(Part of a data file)
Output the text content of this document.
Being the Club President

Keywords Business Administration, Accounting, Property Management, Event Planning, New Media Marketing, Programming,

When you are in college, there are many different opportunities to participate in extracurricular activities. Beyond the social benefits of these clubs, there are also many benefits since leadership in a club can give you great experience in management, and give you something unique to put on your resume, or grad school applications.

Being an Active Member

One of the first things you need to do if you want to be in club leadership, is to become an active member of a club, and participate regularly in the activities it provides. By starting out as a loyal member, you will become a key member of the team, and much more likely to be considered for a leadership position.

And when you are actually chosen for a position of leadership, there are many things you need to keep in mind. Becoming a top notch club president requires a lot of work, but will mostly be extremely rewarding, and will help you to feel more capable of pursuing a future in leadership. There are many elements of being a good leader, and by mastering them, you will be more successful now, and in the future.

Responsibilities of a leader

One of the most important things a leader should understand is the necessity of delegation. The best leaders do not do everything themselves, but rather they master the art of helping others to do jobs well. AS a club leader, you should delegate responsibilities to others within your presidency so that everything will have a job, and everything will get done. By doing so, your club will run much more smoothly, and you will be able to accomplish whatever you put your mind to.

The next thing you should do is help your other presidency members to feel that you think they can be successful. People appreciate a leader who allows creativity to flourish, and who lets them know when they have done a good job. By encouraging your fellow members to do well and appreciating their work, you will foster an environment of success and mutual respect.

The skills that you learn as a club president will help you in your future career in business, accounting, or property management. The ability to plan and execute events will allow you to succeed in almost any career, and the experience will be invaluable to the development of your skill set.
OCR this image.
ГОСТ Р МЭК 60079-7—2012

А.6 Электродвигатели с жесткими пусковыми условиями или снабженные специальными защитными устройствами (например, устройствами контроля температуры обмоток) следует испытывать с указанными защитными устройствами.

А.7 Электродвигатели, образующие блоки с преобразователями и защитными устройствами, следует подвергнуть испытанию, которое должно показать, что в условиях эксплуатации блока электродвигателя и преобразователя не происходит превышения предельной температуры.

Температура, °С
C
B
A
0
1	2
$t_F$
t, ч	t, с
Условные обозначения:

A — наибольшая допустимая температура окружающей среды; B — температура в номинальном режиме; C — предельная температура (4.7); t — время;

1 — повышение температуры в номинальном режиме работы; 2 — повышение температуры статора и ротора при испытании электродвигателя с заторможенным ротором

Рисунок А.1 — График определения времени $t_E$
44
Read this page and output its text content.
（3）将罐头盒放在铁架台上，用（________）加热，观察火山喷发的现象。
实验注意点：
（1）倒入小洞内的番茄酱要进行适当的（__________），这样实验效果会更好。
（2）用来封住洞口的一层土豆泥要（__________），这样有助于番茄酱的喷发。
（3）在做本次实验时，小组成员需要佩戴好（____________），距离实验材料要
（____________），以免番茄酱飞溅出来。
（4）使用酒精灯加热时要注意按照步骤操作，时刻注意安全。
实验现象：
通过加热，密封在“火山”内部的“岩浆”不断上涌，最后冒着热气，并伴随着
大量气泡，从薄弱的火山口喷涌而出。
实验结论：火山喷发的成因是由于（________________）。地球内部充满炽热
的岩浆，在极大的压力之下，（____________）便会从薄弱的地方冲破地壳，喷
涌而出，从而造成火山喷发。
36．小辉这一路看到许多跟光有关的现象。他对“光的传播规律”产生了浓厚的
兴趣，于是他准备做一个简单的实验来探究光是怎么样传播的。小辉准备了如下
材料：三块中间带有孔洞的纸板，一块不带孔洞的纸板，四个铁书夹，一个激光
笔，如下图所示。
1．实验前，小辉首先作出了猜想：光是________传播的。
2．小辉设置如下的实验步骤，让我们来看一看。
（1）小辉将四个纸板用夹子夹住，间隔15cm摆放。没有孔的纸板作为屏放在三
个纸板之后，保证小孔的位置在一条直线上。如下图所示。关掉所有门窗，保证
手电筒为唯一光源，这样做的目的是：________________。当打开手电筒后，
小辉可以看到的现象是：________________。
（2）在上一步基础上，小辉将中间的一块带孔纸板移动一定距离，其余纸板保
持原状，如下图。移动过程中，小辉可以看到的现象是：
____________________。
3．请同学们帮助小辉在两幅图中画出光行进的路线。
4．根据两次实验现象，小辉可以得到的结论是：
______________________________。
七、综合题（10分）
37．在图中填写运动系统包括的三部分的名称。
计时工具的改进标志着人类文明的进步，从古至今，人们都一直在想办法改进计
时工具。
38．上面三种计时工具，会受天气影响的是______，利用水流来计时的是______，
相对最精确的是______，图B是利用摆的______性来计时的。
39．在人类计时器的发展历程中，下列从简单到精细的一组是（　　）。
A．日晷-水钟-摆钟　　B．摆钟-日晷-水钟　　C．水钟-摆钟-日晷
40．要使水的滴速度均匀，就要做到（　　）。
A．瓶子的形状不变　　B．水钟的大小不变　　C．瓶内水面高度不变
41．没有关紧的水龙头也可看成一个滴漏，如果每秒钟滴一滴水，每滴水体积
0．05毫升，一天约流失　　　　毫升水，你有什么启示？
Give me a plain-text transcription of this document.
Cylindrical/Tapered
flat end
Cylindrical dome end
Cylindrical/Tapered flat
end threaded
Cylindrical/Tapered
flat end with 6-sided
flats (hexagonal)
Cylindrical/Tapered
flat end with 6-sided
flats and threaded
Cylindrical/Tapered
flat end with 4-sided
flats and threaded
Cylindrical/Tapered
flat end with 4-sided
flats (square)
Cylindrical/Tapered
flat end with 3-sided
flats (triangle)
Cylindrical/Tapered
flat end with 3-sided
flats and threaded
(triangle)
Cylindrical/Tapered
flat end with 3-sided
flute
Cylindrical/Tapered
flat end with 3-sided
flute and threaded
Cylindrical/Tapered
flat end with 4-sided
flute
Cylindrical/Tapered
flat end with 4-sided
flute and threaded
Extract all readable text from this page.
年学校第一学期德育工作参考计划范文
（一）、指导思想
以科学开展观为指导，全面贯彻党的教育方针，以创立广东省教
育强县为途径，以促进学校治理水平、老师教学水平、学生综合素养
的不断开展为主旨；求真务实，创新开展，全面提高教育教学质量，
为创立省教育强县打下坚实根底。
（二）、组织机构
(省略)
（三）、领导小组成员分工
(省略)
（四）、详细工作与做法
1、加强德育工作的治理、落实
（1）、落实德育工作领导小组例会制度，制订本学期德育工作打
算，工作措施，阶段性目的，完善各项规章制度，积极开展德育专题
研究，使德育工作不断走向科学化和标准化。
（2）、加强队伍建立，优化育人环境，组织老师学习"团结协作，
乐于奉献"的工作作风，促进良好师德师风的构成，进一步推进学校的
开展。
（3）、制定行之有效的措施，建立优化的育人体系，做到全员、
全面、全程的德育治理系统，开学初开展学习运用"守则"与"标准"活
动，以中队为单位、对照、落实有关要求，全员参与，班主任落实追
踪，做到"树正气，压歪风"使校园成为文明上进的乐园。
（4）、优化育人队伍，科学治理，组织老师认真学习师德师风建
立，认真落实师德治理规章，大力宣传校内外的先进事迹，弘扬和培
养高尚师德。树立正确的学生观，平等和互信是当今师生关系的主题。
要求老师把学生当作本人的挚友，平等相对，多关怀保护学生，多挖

WRITTEN EXERCISE -> Which lines of the material contain the string "如下图所示"? List each of them.

ANSWER TO THE EXERCISE ->
笔，如下图所示。
个纸板之后，保证小孔的位置在一条直线上。如下图所示。关掉所有门窗，保证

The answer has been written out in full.